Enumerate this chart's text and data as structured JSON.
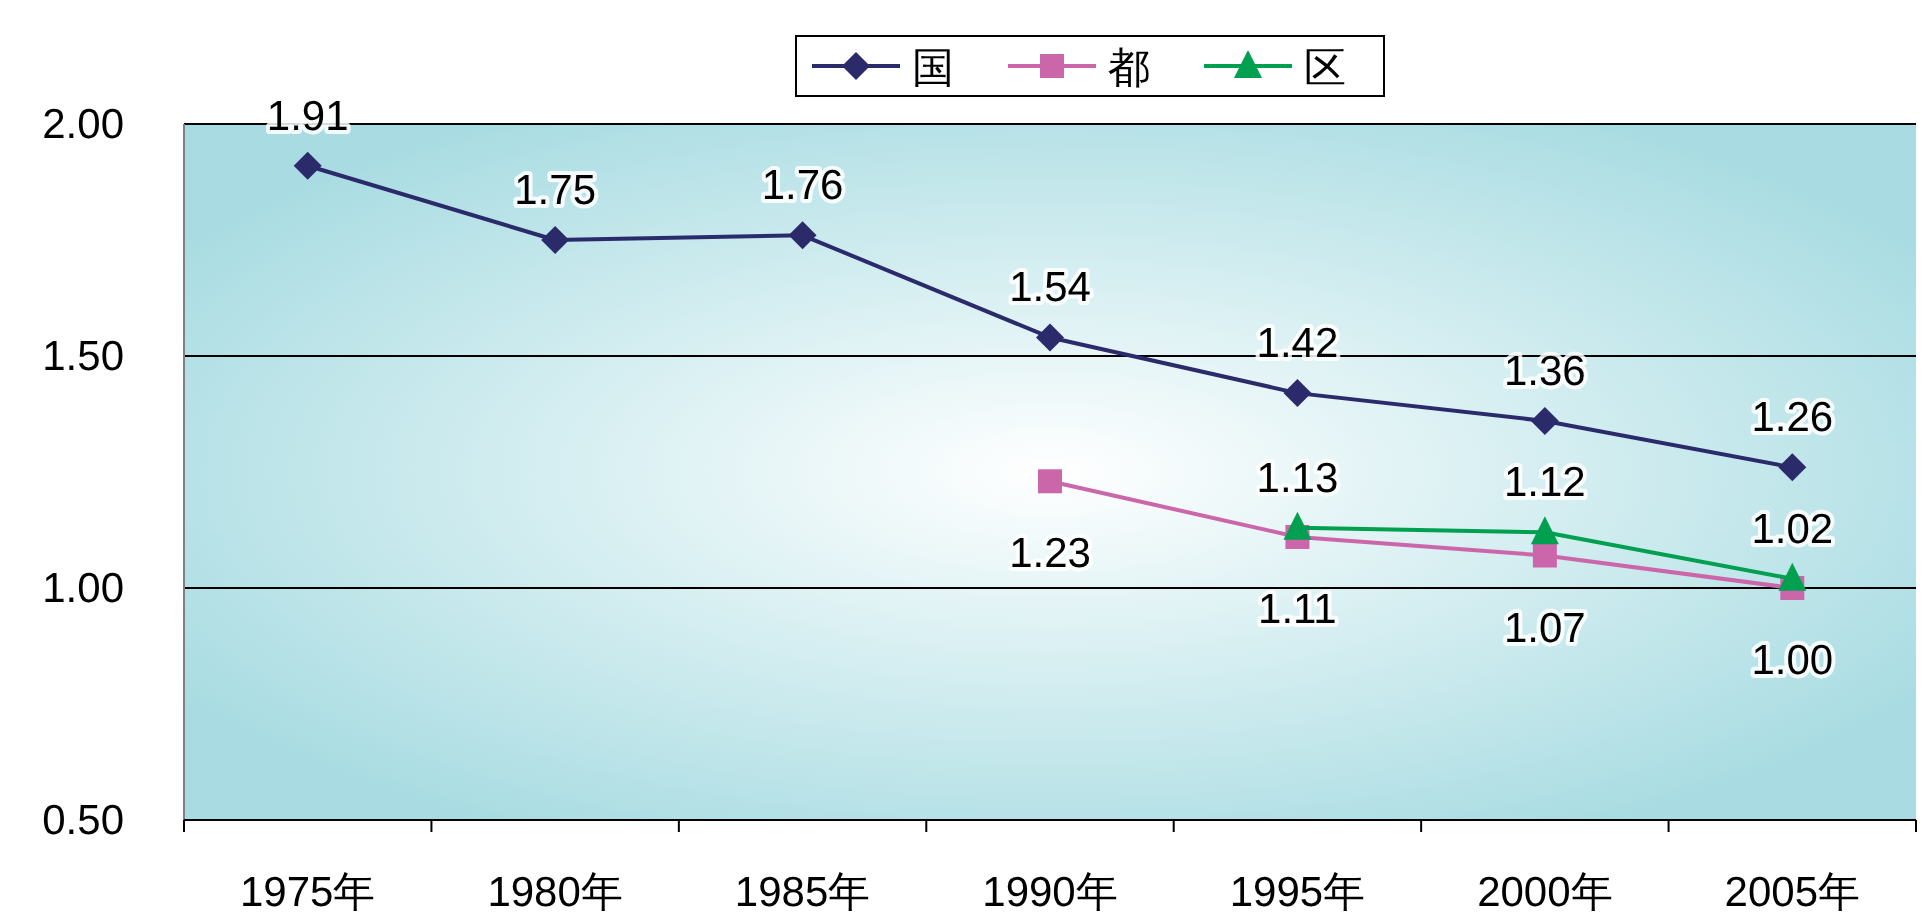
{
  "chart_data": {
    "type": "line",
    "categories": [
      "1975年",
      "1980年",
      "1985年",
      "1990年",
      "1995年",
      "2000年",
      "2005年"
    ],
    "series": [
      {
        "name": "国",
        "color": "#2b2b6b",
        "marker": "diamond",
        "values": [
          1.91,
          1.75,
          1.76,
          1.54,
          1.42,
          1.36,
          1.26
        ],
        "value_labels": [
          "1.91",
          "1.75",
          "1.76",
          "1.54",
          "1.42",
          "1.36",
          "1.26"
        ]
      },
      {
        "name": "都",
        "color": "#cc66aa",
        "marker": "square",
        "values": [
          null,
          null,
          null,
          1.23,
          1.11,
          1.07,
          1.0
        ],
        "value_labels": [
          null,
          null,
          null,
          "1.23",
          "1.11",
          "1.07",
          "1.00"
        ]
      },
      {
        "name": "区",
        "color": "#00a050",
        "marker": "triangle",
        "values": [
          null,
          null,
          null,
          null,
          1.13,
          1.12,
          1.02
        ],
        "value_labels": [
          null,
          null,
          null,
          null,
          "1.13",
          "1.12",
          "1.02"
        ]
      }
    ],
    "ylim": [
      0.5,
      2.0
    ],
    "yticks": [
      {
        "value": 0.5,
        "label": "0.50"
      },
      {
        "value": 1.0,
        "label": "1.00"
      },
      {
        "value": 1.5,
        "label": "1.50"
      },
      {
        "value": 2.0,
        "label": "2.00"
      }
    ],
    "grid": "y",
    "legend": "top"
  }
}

### Short exercise
Quote the data exactly, leaving every image out of the copy.

### Solved exercise
Enumerate this chart's text and data as structured JSON.
{
  "chart_data": {
    "type": "line",
    "categories": [
      "1975年",
      "1980年",
      "1985年",
      "1990年",
      "1995年",
      "2000年",
      "2005年"
    ],
    "series": [
      {
        "name": "国",
        "color": "#2b2b6b",
        "marker": "diamond",
        "values": [
          1.91,
          1.75,
          1.76,
          1.54,
          1.42,
          1.36,
          1.26
        ],
        "value_labels": [
          "1.91",
          "1.75",
          "1.76",
          "1.54",
          "1.42",
          "1.36",
          "1.26"
        ]
      },
      {
        "name": "都",
        "color": "#cc66aa",
        "marker": "square",
        "values": [
          null,
          null,
          null,
          1.23,
          1.11,
          1.07,
          1.0
        ],
        "value_labels": [
          null,
          null,
          null,
          "1.23",
          "1.11",
          "1.07",
          "1.00"
        ]
      },
      {
        "name": "区",
        "color": "#00a050",
        "marker": "triangle",
        "values": [
          null,
          null,
          null,
          null,
          1.13,
          1.12,
          1.02
        ],
        "value_labels": [
          null,
          null,
          null,
          null,
          "1.13",
          "1.12",
          "1.02"
        ]
      }
    ],
    "ylim": [
      0.5,
      2.0
    ],
    "yticks": [
      {
        "value": 0.5,
        "label": "0.50"
      },
      {
        "value": 1.0,
        "label": "1.00"
      },
      {
        "value": 1.5,
        "label": "1.50"
      },
      {
        "value": 2.0,
        "label": "2.00"
      }
    ],
    "grid": "y",
    "legend": "top"
  }
}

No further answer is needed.